#### Information provided ####

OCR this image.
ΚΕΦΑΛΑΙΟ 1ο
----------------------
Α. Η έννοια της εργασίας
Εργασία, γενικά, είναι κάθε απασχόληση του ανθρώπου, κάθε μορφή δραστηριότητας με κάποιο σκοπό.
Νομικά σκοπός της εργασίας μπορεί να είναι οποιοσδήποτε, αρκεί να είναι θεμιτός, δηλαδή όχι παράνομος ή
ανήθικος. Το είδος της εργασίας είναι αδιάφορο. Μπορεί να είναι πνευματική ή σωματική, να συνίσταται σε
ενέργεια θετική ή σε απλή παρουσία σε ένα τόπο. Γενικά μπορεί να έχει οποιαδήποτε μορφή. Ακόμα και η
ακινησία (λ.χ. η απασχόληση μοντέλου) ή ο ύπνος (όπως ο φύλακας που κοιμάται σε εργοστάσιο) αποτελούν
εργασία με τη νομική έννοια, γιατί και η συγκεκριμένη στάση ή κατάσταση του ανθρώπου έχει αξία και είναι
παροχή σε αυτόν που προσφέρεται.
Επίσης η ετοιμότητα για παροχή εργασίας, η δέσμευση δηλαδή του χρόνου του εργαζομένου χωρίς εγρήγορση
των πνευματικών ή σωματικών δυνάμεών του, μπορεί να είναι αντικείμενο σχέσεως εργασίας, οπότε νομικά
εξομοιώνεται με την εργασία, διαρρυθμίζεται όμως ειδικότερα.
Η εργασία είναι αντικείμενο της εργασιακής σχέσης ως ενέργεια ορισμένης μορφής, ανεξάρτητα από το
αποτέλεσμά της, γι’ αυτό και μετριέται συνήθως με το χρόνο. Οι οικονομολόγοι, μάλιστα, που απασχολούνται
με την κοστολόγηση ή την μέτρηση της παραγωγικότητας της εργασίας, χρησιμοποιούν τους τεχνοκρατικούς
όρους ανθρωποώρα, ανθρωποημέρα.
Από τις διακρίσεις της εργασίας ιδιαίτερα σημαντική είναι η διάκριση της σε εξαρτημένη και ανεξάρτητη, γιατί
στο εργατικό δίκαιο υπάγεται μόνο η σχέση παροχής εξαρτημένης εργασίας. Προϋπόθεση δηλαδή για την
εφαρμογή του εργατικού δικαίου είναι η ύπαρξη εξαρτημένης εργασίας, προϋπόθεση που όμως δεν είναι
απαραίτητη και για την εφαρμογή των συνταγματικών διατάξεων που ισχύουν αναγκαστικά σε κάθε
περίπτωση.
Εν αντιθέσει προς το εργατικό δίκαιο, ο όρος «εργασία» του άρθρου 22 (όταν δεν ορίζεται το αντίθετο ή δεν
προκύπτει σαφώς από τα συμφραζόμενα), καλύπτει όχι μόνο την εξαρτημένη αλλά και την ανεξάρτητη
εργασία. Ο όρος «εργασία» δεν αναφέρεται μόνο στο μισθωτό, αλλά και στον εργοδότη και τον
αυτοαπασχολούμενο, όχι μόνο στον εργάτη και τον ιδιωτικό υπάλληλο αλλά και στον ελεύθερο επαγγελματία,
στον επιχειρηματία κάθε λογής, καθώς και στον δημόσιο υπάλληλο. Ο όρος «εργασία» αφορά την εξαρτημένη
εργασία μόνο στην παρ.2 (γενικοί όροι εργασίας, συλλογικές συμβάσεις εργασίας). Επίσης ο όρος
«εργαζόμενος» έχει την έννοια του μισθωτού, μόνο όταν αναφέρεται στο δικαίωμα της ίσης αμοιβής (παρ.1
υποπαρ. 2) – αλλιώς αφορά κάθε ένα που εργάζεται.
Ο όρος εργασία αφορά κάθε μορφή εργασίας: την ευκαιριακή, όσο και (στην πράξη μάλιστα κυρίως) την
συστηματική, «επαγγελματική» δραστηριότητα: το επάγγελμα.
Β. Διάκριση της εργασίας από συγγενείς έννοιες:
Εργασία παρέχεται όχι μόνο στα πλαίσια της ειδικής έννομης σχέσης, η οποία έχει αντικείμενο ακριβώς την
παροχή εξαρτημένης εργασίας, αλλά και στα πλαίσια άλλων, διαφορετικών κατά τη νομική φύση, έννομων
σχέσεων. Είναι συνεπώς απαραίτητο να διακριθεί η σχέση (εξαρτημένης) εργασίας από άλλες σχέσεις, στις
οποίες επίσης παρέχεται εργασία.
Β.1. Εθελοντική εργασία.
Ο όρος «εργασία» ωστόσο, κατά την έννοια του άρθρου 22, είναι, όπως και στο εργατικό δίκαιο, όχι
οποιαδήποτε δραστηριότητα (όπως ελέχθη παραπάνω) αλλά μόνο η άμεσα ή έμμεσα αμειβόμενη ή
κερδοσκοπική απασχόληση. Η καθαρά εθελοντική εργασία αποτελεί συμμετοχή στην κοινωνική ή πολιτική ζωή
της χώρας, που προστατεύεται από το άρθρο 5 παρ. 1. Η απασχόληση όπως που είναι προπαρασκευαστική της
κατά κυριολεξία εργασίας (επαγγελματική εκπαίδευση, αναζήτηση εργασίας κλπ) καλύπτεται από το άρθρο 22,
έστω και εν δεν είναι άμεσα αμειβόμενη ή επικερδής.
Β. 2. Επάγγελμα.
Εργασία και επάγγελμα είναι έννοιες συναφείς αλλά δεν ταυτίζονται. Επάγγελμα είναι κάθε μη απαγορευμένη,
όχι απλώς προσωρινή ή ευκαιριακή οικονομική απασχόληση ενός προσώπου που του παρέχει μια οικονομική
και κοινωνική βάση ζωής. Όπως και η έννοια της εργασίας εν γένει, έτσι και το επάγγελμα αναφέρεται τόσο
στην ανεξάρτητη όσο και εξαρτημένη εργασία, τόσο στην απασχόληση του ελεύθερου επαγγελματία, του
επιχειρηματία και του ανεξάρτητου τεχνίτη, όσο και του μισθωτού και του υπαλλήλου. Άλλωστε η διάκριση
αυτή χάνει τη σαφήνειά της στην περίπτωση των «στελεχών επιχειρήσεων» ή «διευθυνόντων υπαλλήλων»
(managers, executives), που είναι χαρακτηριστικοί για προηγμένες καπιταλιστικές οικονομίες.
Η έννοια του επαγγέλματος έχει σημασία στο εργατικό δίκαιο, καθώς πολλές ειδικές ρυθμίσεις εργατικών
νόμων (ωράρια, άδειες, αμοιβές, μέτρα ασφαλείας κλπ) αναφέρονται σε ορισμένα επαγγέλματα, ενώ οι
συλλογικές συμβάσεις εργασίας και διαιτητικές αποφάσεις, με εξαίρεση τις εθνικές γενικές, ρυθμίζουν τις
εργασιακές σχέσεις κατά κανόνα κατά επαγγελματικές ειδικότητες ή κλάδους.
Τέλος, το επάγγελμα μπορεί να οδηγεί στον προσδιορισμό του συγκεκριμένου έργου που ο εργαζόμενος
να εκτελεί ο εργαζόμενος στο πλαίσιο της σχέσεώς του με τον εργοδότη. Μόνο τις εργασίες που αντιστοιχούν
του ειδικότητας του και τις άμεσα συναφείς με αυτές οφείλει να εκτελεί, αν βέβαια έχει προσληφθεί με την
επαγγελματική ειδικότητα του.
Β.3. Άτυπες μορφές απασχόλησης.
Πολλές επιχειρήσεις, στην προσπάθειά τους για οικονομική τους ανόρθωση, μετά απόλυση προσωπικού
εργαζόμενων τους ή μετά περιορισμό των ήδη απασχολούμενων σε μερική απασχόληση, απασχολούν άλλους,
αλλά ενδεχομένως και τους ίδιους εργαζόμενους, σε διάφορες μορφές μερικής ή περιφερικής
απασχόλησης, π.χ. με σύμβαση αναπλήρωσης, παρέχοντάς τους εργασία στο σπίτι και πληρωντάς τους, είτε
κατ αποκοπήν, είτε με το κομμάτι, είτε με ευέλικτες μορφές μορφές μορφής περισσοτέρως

####

Establish how many lines of the material above hold the word "άρθρου". Nothing but the count should be returned.

(Response to this task): 2